▸ **Фрагмент статьи**:
★ ★ ★ ★
I
МЕТОДОЛОГИЧЕСКИЕ АСПЕКТЫ СОВРЕМЕННЫХ СОЦИАЛЬНЫХ НАУК
УДК 130
Н.А. Блохина ЯЗЫКОВАЯ КОММУНИКАЦИЯ В КОНТЕКСТЕ МЕТАФИЗИКИ И ЭПИСТЕМОЛОГИИ ДОНАЛЬДА ДЭВИДСОНА
РЯЗАНСКИЙ ГОСУДАРСТВЕННЫЙ УНИВЕРСИТЕТ ИМ. С.А.ЕСЕНИНА
В статье рассматривается программа философии языка американского философа-аналитика Дональда Дэвидсона (1917 - 2003) сквозь призму её исследования Эрнестом Лепором и Кирком Людвигом. Лежащие в основании философии языка теория значения и теория радикальной интерпретации, их метафизические и эпистемологические следствия и прикладное использование получили неоднозначную оценку этими исследователями, что стимулирует дальнейшее обсуждение этих проблем и их скрупулёзный анализ.
Ключевые слова: аналитическая философия, философия языка, языковая коммуникация, функционально-истинностная теория значения, радикальная интерпретация, метафизика, эпистемология, Дональд Дэвидсон.
Результаты творчества Дональда Дэвидсона - выдающегося философа-аналитика второй половины ХХ столетия - разбросаны по многочисленным статьям, написанным им более чем за сорок лет. Сам Дэвидсон никогда не предпринимал попыток системного изложения своей философии, хотя его программа сохраняла в неизменности свою методологию, основанную на истинностно-функциональной теории значения для естественных языков. Она подвергалась постоянной доработке самим Дэвидсоном и его последователями. Получается, что ни критики, ни сторонники Дэвидсона не смогут указать конкретно того места в его работах, где та или иная мысль философа получила окончательную формулировку. Статьи Дэвидсона образуют некую мозаику, которую надо рассматривать в целостности и развитии, чтобы увидеть её структуру и внутренние изменения. Всё это вкупе с неразгаданными и пугающе таинственными смыслами, присущими работам Дэвидсона, чьи тонкость анализа, сложность замысла, перекрёстные ссылки подчас не позволяют полностью оценить их, если не опираться на другие работы философа, делают уяснение его идей труднодоступным. Сказанное нацеливает на воссоздание программы Дэвидсона, выявление её исторического развития, изменений, исправлений и причин таких исправлений и изменений, доводов в её пользу и, наконец, выявляет необходимость систематического изложения современного этапа её развития.
Критически оценённая философская программа Дэвидсона оказывается не совсем эффективной для успешного осуществления её далеко идущих планов. Одновременно она остаётся работающей исследовательской программой, имеющей широкое прикладное значение. Именно такие акценты были сделаны в двухтомном исследовании Эрнеста Лепора и Кирка Людвига, известных американских философов-аналитиков, посвящённом творчеству своего соотечественника. (Первый том «Дональд Дэвидсон: истина, значение, рациональность и реальность» вышел в издательстве Оксфордского университета в 2005 году, второй том «Основанная на теории истины семантика Дональда Дэвидсона» в 2007 году [1,2]).
★ ★ ★ ★
▸ **Задание 1**: Изложите в виде списка абзац фрагмента статьи, начинающийся словами «Критически оценённая философская программа», сохранив его основные факты.
▸ **Задание 2**: Кратко перескажите фрагмент статьи в двух предложениях.
▸ **Задание 3**: Воспроизведите дословно участок фрагмента статьи от «Критически оценённая философская» до «2007 году [1,2]).» включительно.
★ ★ ★ ★
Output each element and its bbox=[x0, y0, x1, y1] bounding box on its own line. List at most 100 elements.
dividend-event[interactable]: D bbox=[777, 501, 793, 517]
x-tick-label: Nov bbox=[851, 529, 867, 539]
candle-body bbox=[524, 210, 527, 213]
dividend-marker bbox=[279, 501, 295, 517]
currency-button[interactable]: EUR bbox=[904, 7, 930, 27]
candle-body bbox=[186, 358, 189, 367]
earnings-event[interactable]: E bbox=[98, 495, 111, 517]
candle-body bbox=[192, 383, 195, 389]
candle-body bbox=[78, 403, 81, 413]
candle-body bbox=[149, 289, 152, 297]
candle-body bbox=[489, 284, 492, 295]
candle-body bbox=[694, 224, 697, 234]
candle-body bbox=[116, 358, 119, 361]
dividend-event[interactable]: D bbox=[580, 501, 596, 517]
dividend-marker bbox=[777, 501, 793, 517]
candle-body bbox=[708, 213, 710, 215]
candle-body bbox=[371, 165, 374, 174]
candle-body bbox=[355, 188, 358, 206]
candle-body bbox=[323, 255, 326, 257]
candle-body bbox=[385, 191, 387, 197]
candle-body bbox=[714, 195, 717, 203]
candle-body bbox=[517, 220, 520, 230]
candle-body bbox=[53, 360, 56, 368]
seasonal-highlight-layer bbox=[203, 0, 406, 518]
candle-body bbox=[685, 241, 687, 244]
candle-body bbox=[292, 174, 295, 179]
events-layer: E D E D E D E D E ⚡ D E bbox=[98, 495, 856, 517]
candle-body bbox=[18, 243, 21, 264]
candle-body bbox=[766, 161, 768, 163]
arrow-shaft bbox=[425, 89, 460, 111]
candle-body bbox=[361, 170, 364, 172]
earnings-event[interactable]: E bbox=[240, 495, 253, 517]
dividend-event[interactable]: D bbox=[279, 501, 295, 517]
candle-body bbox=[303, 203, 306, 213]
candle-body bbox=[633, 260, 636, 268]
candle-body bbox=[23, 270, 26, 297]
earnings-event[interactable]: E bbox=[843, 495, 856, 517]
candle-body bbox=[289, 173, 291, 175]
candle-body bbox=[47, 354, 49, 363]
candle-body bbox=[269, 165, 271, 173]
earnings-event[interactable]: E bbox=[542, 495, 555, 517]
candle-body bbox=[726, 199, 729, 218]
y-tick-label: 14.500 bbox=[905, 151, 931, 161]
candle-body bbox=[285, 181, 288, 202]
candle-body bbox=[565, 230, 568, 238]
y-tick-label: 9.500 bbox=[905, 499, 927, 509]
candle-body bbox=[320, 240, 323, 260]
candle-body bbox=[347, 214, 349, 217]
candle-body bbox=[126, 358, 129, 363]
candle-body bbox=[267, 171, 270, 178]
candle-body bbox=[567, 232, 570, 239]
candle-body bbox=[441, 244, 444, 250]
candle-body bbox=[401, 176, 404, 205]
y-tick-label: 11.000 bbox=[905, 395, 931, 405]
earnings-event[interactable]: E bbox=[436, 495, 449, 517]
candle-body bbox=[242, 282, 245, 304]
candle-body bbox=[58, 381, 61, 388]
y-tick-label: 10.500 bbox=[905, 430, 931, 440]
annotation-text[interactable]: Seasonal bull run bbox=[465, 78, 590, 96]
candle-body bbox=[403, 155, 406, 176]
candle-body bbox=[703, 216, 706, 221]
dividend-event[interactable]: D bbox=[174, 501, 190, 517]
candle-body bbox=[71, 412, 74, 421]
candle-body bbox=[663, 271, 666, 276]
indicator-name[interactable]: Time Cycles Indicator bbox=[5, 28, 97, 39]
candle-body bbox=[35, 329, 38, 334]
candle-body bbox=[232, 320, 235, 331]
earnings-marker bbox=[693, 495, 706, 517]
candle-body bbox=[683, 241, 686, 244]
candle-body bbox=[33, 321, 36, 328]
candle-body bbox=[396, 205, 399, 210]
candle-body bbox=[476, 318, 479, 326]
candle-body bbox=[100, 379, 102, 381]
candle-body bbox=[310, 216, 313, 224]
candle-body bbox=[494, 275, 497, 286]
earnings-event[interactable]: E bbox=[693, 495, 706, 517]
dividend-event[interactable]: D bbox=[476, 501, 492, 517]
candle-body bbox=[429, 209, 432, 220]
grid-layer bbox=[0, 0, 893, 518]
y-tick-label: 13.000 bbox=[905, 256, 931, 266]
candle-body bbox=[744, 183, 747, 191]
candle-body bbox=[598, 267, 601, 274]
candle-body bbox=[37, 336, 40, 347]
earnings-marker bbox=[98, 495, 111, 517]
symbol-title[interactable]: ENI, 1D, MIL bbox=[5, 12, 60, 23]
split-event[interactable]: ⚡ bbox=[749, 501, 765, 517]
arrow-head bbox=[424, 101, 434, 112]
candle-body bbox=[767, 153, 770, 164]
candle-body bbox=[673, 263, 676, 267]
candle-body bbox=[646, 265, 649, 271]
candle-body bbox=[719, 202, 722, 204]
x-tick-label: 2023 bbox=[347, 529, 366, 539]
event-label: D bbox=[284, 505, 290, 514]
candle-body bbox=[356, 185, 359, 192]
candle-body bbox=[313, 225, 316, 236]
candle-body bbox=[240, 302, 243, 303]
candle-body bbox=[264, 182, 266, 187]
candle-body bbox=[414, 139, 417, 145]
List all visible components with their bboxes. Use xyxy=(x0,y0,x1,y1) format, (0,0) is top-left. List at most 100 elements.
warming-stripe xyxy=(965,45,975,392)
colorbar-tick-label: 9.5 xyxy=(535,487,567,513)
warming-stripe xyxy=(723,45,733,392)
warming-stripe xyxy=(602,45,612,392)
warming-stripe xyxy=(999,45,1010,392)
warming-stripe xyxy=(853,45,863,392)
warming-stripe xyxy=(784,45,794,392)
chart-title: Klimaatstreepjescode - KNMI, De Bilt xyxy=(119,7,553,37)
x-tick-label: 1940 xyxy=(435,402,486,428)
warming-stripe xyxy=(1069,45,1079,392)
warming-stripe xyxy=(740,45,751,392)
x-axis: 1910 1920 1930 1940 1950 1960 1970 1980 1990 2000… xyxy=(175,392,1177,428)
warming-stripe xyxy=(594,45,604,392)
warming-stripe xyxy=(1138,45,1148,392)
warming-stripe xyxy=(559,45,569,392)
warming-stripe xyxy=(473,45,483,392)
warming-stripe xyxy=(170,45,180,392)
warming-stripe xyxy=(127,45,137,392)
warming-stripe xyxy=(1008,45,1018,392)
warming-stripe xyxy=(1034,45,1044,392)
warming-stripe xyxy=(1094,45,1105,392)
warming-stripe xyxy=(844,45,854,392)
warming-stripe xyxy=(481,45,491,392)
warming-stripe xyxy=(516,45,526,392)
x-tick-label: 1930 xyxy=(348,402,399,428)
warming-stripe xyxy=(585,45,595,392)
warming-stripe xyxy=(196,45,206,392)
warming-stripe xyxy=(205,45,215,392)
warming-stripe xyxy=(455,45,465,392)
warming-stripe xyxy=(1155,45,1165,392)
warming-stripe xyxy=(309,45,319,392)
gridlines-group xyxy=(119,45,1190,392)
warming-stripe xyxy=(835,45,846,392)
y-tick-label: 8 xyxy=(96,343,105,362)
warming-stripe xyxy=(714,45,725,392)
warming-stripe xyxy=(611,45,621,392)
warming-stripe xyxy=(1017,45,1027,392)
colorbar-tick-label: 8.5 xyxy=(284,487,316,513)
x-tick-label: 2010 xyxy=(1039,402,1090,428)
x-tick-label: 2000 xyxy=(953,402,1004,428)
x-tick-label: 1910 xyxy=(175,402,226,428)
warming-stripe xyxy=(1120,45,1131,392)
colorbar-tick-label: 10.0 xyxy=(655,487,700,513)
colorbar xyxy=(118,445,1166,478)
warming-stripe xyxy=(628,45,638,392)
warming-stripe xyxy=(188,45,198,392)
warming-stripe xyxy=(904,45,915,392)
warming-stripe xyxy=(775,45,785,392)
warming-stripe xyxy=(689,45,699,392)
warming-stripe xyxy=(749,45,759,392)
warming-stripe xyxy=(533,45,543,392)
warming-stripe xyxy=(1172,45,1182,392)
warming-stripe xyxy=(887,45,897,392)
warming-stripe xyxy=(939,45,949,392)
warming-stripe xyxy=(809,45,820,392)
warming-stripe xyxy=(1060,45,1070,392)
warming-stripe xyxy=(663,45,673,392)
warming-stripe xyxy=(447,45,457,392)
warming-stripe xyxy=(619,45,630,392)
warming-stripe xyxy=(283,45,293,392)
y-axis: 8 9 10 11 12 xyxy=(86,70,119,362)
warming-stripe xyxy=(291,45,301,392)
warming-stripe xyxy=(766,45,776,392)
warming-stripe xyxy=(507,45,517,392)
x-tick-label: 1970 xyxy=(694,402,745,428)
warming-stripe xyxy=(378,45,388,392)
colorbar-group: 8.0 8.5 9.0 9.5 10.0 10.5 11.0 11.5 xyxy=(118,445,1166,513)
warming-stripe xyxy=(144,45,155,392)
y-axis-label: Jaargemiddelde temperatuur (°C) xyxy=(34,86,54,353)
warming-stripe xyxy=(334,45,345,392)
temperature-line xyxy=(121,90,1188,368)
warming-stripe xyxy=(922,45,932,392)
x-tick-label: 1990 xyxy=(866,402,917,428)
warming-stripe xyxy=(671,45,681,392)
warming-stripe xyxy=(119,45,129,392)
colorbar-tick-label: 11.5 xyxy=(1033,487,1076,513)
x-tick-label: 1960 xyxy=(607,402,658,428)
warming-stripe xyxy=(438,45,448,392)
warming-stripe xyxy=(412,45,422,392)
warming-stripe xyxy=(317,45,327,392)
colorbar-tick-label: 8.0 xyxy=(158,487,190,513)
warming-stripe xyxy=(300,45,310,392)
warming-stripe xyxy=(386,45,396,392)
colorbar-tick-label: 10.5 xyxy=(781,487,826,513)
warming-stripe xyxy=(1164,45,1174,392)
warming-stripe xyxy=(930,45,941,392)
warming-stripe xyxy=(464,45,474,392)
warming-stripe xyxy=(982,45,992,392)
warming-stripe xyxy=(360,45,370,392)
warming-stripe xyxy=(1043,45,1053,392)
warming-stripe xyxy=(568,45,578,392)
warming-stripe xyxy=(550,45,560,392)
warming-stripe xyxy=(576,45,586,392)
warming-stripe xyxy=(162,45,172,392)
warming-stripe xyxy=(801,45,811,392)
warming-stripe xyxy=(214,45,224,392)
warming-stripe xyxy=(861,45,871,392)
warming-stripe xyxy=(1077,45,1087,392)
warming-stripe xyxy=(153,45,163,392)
★ ★ ★ ★
▸ **Полный ответ 1**:
- После критической оценки философская программа Дэвидсона оказывается не вполне эффективной для осуществления её далеко идущих планов.
- Одновременно она остаётся работающей исследовательской программой с широким прикладным значением.
- Эти акценты сделаны в двухтомном исследовании творчества Дэвидсона. Его авторы — американские философы-аналитики Эрнест Лепор и Кирк Людвиг.
- Первый том, «Дональд Дэвидсон: истина, значение, рациональность и реальность», вышел в издательстве Оксфордского университета в 2005 году.
- Второй том, «Основанная на теории истины семантика Дональда Дэвидсона», вышел в 2007 году.

▸ **Полный ответ 2**: Статья рассматривает программу философии языка Дональда Дэвидсона, разбросанную по многочисленным статьям без системного изложения, через её исследование Эрнестом Лепором и Кирком Людвигом. По их оценке, программа не вполне эффективна для осуществления своих далеко идущих планов, но остаётся работающей исследовательской программой с широким прикладным значением.

▸ **Полный ответ 3**:
Критически оценённая философская программа Дэвидсона оказывается не совсем эффективной для успешного осуществления её далеко идущих планов. Одновременно она остаётся работающей исследовательской программой, имеющей широкое прикладное значение. Именно такие акценты были сделаны в двухтомном исследовании Эрнеста Лепора и Кирка Людвига, известных американских философов-аналитиков, посвящённом творчеству своего соотечественника. (Первый том «Дональд Дэвидсон: истина, значение, рациональность и реальность» вышел в издательстве Оксфордского университета в 2005 году, второй том «Основанная на теории истины семантика Дональда Дэвидсона» в 2007 году [1,2]).